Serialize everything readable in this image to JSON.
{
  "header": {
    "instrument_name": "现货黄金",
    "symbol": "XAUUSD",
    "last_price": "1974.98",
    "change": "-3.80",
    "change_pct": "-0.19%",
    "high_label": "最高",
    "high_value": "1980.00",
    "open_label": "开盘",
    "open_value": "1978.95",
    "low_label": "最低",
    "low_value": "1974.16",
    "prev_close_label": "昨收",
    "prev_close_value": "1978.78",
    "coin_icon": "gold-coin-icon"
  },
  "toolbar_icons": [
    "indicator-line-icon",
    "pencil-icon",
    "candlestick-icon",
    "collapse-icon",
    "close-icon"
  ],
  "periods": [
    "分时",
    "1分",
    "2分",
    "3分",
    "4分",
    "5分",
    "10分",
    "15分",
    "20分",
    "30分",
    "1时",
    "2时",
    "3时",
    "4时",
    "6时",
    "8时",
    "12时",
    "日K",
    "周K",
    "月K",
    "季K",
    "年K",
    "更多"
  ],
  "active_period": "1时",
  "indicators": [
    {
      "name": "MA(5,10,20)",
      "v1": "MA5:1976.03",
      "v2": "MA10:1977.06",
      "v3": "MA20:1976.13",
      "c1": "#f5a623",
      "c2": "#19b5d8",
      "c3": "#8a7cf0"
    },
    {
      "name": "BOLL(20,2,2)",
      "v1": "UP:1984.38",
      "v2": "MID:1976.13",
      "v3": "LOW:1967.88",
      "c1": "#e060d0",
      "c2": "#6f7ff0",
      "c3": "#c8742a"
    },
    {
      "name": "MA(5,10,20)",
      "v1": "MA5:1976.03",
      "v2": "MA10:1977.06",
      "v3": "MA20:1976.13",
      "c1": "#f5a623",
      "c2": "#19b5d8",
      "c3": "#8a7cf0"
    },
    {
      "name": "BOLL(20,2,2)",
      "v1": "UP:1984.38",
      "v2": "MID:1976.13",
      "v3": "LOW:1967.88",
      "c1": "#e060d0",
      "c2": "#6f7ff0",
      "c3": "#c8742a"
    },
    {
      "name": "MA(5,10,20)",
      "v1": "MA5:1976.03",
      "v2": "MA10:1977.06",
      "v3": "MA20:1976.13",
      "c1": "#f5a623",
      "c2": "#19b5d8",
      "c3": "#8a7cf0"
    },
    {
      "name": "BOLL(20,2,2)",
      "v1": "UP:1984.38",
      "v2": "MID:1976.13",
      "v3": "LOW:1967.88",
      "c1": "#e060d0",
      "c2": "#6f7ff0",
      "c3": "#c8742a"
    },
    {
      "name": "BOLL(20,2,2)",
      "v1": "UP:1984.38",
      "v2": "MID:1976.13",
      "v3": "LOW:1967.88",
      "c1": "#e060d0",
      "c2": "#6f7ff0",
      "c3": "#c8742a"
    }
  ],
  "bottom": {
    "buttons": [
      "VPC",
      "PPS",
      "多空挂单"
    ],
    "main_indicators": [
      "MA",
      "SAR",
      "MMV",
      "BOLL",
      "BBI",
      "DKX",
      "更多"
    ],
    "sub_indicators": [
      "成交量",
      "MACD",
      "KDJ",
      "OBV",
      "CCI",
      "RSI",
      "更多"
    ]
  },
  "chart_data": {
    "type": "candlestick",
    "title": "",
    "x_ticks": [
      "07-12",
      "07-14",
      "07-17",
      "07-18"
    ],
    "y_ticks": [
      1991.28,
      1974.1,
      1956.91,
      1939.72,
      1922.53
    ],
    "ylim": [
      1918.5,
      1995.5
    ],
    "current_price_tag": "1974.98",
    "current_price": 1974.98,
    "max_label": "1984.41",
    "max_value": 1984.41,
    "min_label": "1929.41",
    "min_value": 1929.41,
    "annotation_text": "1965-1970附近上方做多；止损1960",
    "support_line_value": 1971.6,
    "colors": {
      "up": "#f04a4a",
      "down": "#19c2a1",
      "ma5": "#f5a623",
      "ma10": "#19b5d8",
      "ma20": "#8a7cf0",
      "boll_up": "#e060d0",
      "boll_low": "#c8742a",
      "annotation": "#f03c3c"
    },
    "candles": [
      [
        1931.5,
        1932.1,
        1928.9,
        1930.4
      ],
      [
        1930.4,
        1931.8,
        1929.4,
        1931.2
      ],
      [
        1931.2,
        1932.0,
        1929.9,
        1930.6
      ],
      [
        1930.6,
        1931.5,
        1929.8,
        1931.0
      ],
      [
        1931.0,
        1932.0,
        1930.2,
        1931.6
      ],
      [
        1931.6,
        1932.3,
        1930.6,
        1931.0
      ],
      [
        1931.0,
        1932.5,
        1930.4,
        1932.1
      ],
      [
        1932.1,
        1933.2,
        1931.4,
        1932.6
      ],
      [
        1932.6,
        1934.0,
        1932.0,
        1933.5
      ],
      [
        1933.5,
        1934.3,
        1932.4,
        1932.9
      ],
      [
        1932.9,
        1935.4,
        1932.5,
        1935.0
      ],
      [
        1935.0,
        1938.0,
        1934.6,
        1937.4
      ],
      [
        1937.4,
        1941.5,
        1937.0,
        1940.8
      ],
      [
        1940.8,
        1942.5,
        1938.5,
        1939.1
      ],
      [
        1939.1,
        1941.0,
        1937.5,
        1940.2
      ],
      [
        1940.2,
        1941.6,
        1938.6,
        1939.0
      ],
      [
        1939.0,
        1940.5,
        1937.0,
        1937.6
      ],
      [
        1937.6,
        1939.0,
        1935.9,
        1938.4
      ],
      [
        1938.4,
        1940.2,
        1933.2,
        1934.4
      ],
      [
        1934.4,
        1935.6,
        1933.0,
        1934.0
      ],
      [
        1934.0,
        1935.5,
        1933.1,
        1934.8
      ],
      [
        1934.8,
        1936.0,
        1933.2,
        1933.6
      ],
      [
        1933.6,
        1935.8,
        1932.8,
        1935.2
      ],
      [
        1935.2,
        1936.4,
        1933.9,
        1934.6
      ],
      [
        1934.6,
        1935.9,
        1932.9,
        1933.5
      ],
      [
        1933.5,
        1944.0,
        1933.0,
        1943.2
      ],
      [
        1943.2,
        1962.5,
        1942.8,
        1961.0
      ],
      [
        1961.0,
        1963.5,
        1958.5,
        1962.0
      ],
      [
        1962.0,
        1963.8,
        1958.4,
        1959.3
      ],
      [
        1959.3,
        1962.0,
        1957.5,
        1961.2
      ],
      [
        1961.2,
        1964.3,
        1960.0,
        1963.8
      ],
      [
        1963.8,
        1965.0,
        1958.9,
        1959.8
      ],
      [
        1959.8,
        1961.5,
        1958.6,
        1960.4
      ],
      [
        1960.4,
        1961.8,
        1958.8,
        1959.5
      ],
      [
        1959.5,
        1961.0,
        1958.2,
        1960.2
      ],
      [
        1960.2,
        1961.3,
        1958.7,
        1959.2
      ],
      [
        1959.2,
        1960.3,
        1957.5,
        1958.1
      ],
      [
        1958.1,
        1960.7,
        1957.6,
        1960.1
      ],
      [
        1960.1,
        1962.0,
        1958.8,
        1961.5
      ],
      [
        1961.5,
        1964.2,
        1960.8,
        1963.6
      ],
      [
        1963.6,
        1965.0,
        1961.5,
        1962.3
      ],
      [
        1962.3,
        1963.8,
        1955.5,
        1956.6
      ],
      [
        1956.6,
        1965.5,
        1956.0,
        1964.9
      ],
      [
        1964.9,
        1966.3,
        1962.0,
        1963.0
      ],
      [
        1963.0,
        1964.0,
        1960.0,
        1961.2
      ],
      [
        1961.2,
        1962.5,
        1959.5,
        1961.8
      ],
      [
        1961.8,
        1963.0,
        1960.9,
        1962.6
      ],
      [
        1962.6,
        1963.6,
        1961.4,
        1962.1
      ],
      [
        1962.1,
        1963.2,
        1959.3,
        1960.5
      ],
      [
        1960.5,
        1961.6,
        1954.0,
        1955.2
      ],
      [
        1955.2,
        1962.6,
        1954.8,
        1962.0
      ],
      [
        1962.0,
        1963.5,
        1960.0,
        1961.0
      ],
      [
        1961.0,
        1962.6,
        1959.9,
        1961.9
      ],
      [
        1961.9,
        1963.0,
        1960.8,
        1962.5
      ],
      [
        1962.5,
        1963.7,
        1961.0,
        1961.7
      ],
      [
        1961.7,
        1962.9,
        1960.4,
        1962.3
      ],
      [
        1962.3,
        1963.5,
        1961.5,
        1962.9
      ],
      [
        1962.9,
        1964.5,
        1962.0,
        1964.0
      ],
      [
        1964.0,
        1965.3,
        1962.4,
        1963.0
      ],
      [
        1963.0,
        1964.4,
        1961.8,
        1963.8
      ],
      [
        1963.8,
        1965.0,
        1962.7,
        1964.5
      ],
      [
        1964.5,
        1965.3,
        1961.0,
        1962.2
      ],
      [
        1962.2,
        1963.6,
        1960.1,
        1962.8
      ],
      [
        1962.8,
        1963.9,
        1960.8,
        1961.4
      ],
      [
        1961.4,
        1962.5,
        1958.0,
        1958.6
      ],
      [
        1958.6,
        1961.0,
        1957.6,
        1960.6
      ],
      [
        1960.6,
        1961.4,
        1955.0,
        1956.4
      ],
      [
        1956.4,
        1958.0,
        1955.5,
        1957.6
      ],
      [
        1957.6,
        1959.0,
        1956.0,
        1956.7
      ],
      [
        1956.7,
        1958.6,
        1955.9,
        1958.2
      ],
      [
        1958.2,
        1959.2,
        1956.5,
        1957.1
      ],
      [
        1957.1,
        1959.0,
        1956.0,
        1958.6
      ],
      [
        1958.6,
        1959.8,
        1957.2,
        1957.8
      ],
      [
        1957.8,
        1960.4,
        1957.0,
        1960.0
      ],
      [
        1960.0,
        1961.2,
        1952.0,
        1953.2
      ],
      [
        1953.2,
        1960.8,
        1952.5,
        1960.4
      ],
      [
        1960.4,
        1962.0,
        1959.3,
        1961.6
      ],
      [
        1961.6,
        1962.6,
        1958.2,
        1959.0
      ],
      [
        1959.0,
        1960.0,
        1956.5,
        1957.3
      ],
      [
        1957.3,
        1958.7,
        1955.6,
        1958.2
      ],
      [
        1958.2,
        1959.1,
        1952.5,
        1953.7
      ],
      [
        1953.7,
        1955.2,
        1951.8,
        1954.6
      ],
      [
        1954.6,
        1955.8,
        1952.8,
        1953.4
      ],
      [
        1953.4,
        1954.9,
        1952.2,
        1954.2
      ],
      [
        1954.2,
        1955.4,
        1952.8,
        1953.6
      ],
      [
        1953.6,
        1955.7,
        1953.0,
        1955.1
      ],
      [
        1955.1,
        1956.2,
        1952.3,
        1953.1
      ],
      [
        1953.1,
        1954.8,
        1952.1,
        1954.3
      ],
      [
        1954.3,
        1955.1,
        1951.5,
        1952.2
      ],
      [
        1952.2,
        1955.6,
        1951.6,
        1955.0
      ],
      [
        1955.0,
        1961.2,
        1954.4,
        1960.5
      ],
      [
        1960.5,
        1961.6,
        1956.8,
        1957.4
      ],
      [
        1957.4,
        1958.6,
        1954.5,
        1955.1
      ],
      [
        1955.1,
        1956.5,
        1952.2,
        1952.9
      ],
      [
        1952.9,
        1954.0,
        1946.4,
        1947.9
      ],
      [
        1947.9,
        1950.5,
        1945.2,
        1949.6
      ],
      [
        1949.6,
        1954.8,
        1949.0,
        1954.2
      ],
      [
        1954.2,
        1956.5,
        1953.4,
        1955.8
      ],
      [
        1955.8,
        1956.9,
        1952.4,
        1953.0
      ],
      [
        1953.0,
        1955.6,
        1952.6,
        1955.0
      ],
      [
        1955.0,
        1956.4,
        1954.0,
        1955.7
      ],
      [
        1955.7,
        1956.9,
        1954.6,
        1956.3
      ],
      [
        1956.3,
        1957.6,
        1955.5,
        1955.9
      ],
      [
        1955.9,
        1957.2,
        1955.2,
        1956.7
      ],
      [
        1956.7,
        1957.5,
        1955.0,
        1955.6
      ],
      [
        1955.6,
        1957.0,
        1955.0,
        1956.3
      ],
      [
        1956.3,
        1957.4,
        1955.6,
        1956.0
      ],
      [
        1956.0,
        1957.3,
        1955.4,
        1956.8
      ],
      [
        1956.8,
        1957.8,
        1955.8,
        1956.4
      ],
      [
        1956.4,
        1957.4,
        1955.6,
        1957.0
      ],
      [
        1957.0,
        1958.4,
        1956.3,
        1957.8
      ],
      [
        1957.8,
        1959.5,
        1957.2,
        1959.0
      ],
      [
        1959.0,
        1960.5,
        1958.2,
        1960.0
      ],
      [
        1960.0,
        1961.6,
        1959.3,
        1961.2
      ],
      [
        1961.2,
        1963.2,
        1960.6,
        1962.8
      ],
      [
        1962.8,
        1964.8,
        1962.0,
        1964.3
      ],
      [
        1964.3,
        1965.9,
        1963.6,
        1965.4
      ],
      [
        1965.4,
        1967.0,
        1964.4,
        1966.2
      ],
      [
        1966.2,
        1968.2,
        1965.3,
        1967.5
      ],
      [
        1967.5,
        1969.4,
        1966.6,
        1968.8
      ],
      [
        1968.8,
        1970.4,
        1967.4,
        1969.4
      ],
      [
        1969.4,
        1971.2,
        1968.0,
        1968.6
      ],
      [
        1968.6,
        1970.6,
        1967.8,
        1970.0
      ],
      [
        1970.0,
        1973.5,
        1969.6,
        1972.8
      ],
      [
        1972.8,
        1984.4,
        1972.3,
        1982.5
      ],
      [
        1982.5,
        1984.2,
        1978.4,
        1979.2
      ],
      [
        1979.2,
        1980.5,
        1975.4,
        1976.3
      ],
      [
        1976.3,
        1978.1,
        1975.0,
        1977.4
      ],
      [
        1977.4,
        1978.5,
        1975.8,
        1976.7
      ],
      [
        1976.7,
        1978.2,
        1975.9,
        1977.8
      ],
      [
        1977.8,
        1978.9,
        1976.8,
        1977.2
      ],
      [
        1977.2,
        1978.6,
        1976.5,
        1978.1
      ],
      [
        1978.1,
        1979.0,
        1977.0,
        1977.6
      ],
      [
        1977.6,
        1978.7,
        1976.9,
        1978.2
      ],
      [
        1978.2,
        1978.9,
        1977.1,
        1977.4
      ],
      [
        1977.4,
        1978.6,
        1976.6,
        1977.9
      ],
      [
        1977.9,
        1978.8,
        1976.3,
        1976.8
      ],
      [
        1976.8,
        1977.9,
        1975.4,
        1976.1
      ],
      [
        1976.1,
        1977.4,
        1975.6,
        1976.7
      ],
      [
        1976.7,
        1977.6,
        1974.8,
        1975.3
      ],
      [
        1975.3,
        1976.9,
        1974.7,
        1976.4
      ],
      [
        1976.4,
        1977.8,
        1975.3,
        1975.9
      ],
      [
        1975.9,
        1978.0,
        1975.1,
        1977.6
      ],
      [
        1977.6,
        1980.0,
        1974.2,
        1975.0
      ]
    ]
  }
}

########

Directions for this task >> Using the listing, copy every line where the word "candlestick" shows up.

Solution to this exercise >>
    "candlestick-icon",
    "type": "candlestick",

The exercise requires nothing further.